**WORK REQUIRED:** Transcribe the full listing exactly, and drop every picture.

**RECORDS SHOWN:**
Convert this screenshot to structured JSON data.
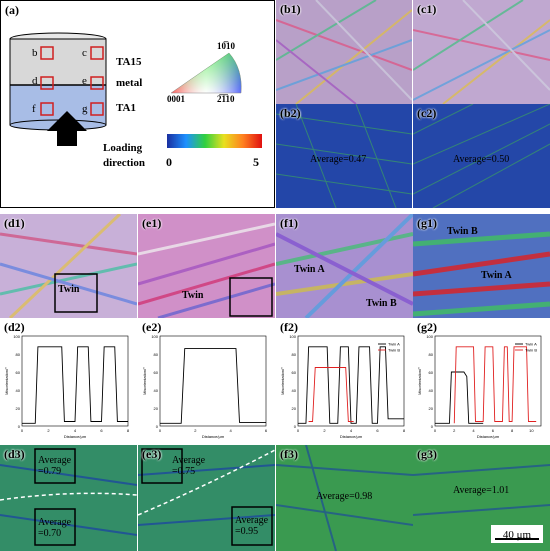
{
  "panel_a": {
    "label": "(a)",
    "regions": [
      "b",
      "c",
      "d",
      "e",
      "f",
      "g"
    ],
    "layers": [
      "TA15",
      "metal",
      "TA1"
    ],
    "ipf": {
      "top": "10̅10",
      "left": "0001",
      "right": "2̅1̅10"
    },
    "loading": "Loading direction",
    "scale_min": "0",
    "scale_max": "5"
  },
  "labels": {
    "b1": "(b1)",
    "b2": "(b2)",
    "c1": "(c1)",
    "c2": "(c2)",
    "d1": "(d1)",
    "d2": "(d2)",
    "d3": "(d3)",
    "e1": "(e1)",
    "e2": "(e2)",
    "e3": "(e3)",
    "f1": "(f1)",
    "f2": "(f2)",
    "f3": "(f3)",
    "g1": "(g1)",
    "g2": "(g2)",
    "g3": "(g3)"
  },
  "averages": {
    "b2": "Average=0.47",
    "c2": "Average=0.50",
    "d3_top": "Average\n=0.79",
    "d3_bot": "Average\n=0.70",
    "e3_top": "Average\n=0.75",
    "e3_bot": "Average\n=0.95",
    "f3": "Average=0.98",
    "g3": "Average=1.01"
  },
  "twins": {
    "d1": "Twin",
    "e1": "Twin",
    "f1_a": "Twin A",
    "f1_b": "Twin B",
    "g1_a": "Twin A",
    "g1_b": "Twin B"
  },
  "plots": {
    "ylabel": "Misorientation/°",
    "xlabel": "Distance/μm",
    "legend_a": "Twin A",
    "legend_b": "Twin B"
  },
  "scale_bar": "40 μm",
  "colors": {
    "low": "#1a3fa6",
    "mid": "#2fae3a",
    "high": "#e8e030",
    "twin_a": "#000000",
    "twin_b": "#e02020"
  },
  "chart_data": [
    {
      "type": "line",
      "panel": "d2",
      "series": [
        {
          "values": [
            [
              0,
              3
            ],
            [
              1,
              3
            ],
            [
              1.2,
              88
            ],
            [
              3,
              88
            ],
            [
              3.2,
              5
            ],
            [
              4,
              5
            ],
            [
              4.2,
              88
            ],
            [
              5,
              88
            ],
            [
              5.2,
              5
            ],
            [
              6,
              5
            ],
            [
              6.2,
              88
            ],
            [
              7,
              88
            ],
            [
              7.2,
              5
            ],
            [
              8,
              5
            ]
          ]
        }
      ],
      "ylim": [
        0,
        100
      ]
    },
    {
      "type": "line",
      "panel": "e2",
      "series": [
        {
          "values": [
            [
              0,
              3
            ],
            [
              1.2,
              3
            ],
            [
              1.4,
              86
            ],
            [
              4.3,
              86
            ],
            [
              4.5,
              4
            ],
            [
              6,
              4
            ]
          ]
        }
      ],
      "ylim": [
        0,
        100
      ]
    },
    {
      "type": "line",
      "panel": "f2",
      "series": [
        {
          "name": "Twin A",
          "values": [
            [
              0,
              3
            ],
            [
              0.6,
              3
            ],
            [
              0.8,
              88
            ],
            [
              2.2,
              88
            ],
            [
              2.4,
              3
            ],
            [
              3,
              3
            ],
            [
              3.2,
              88
            ],
            [
              3.8,
              88
            ],
            [
              4,
              3
            ],
            [
              4.4,
              3
            ],
            [
              4.6,
              88
            ],
            [
              5.4,
              88
            ],
            [
              5.6,
              3
            ],
            [
              6,
              3
            ],
            [
              6.2,
              88
            ],
            [
              6.6,
              88
            ],
            [
              6.8,
              8
            ],
            [
              8,
              8
            ]
          ]
        },
        {
          "name": "Twin B",
          "values": [
            [
              0.8,
              5
            ],
            [
              1.1,
              5
            ],
            [
              1.3,
              65
            ],
            [
              3.6,
              65
            ],
            [
              3.8,
              5
            ],
            [
              4.2,
              5
            ]
          ]
        }
      ],
      "ylim": [
        0,
        100
      ]
    },
    {
      "type": "line",
      "panel": "g2",
      "series": [
        {
          "name": "Twin A",
          "values": [
            [
              0,
              3
            ],
            [
              1.5,
              3
            ],
            [
              1.7,
              60
            ],
            [
              3,
              60
            ],
            [
              3.3,
              55
            ],
            [
              3.5,
              3
            ],
            [
              5,
              3
            ]
          ]
        },
        {
          "name": "Twin B",
          "values": [
            [
              2,
              3
            ],
            [
              2.2,
              88
            ],
            [
              4,
              88
            ],
            [
              4.2,
              5
            ],
            [
              5,
              5
            ],
            [
              5.2,
              88
            ],
            [
              6,
              88
            ],
            [
              6.2,
              5
            ],
            [
              7,
              5
            ],
            [
              7.2,
              88
            ],
            [
              7.5,
              88
            ],
            [
              7.7,
              5
            ],
            [
              8,
              5
            ],
            [
              8.2,
              88
            ],
            [
              9.5,
              88
            ],
            [
              9.7,
              5
            ],
            [
              10.5,
              5
            ]
          ]
        }
      ],
      "ylim": [
        0,
        100
      ]
    }
  ]
}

**RESULT OF THIS EXERCISE:**
Convert this screenshot to structured JSON data.
{
  "panel_a": {
    "label": "(a)",
    "regions": [
      "b",
      "c",
      "d",
      "e",
      "f",
      "g"
    ],
    "layers": [
      "TA15",
      "metal",
      "TA1"
    ],
    "ipf": {
      "top": "10̅10",
      "left": "0001",
      "right": "2̅1̅10"
    },
    "loading": "Loading direction",
    "scale_min": "0",
    "scale_max": "5"
  },
  "labels": {
    "b1": "(b1)",
    "b2": "(b2)",
    "c1": "(c1)",
    "c2": "(c2)",
    "d1": "(d1)",
    "d2": "(d2)",
    "d3": "(d3)",
    "e1": "(e1)",
    "e2": "(e2)",
    "e3": "(e3)",
    "f1": "(f1)",
    "f2": "(f2)",
    "f3": "(f3)",
    "g1": "(g1)",
    "g2": "(g2)",
    "g3": "(g3)"
  },
  "averages": {
    "b2": "Average=0.47",
    "c2": "Average=0.50",
    "d3_top": "Average\n=0.79",
    "d3_bot": "Average\n=0.70",
    "e3_top": "Average\n=0.75",
    "e3_bot": "Average\n=0.95",
    "f3": "Average=0.98",
    "g3": "Average=1.01"
  },
  "twins": {
    "d1": "Twin",
    "e1": "Twin",
    "f1_a": "Twin A",
    "f1_b": "Twin B",
    "g1_a": "Twin A",
    "g1_b": "Twin B"
  },
  "plots": {
    "ylabel": "Misorientation/°",
    "xlabel": "Distance/μm",
    "legend_a": "Twin A",
    "legend_b": "Twin B"
  },
  "scale_bar": "40 μm",
  "colors": {
    "low": "#1a3fa6",
    "mid": "#2fae3a",
    "high": "#e8e030",
    "twin_a": "#000000",
    "twin_b": "#e02020"
  },
  "chart_data": [
    {
      "type": "line",
      "panel": "d2",
      "series": [
        {
          "values": [
            [
              0,
              3
            ],
            [
              1,
              3
            ],
            [
              1.2,
              88
            ],
            [
              3,
              88
            ],
            [
              3.2,
              5
            ],
            [
              4,
              5
            ],
            [
              4.2,
              88
            ],
            [
              5,
              88
            ],
            [
              5.2,
              5
            ],
            [
              6,
              5
            ],
            [
              6.2,
              88
            ],
            [
              7,
              88
            ],
            [
              7.2,
              5
            ],
            [
              8,
              5
            ]
          ]
        }
      ],
      "ylim": [
        0,
        100
      ]
    },
    {
      "type": "line",
      "panel": "e2",
      "series": [
        {
          "values": [
            [
              0,
              3
            ],
            [
              1.2,
              3
            ],
            [
              1.4,
              86
            ],
            [
              4.3,
              86
            ],
            [
              4.5,
              4
            ],
            [
              6,
              4
            ]
          ]
        }
      ],
      "ylim": [
        0,
        100
      ]
    },
    {
      "type": "line",
      "panel": "f2",
      "series": [
        {
          "name": "Twin A",
          "values": [
            [
              0,
              3
            ],
            [
              0.6,
              3
            ],
            [
              0.8,
              88
            ],
            [
              2.2,
              88
            ],
            [
              2.4,
              3
            ],
            [
              3,
              3
            ],
            [
              3.2,
              88
            ],
            [
              3.8,
              88
            ],
            [
              4,
              3
            ],
            [
              4.4,
              3
            ],
            [
              4.6,
              88
            ],
            [
              5.4,
              88
            ],
            [
              5.6,
              3
            ],
            [
              6,
              3
            ],
            [
              6.2,
              88
            ],
            [
              6.6,
              88
            ],
            [
              6.8,
              8
            ],
            [
              8,
              8
            ]
          ]
        },
        {
          "name": "Twin B",
          "values": [
            [
              0.8,
              5
            ],
            [
              1.1,
              5
            ],
            [
              1.3,
              65
            ],
            [
              3.6,
              65
            ],
            [
              3.8,
              5
            ],
            [
              4.2,
              5
            ]
          ]
        }
      ],
      "ylim": [
        0,
        100
      ]
    },
    {
      "type": "line",
      "panel": "g2",
      "series": [
        {
          "name": "Twin A",
          "values": [
            [
              0,
              3
            ],
            [
              1.5,
              3
            ],
            [
              1.7,
              60
            ],
            [
              3,
              60
            ],
            [
              3.3,
              55
            ],
            [
              3.5,
              3
            ],
            [
              5,
              3
            ]
          ]
        },
        {
          "name": "Twin B",
          "values": [
            [
              2,
              3
            ],
            [
              2.2,
              88
            ],
            [
              4,
              88
            ],
            [
              4.2,
              5
            ],
            [
              5,
              5
            ],
            [
              5.2,
              88
            ],
            [
              6,
              88
            ],
            [
              6.2,
              5
            ],
            [
              7,
              5
            ],
            [
              7.2,
              88
            ],
            [
              7.5,
              88
            ],
            [
              7.7,
              5
            ],
            [
              8,
              5
            ],
            [
              8.2,
              88
            ],
            [
              9.5,
              88
            ],
            [
              9.7,
              5
            ],
            [
              10.5,
              5
            ]
          ]
        }
      ],
      "ylim": [
        0,
        100
      ]
    }
  ]
}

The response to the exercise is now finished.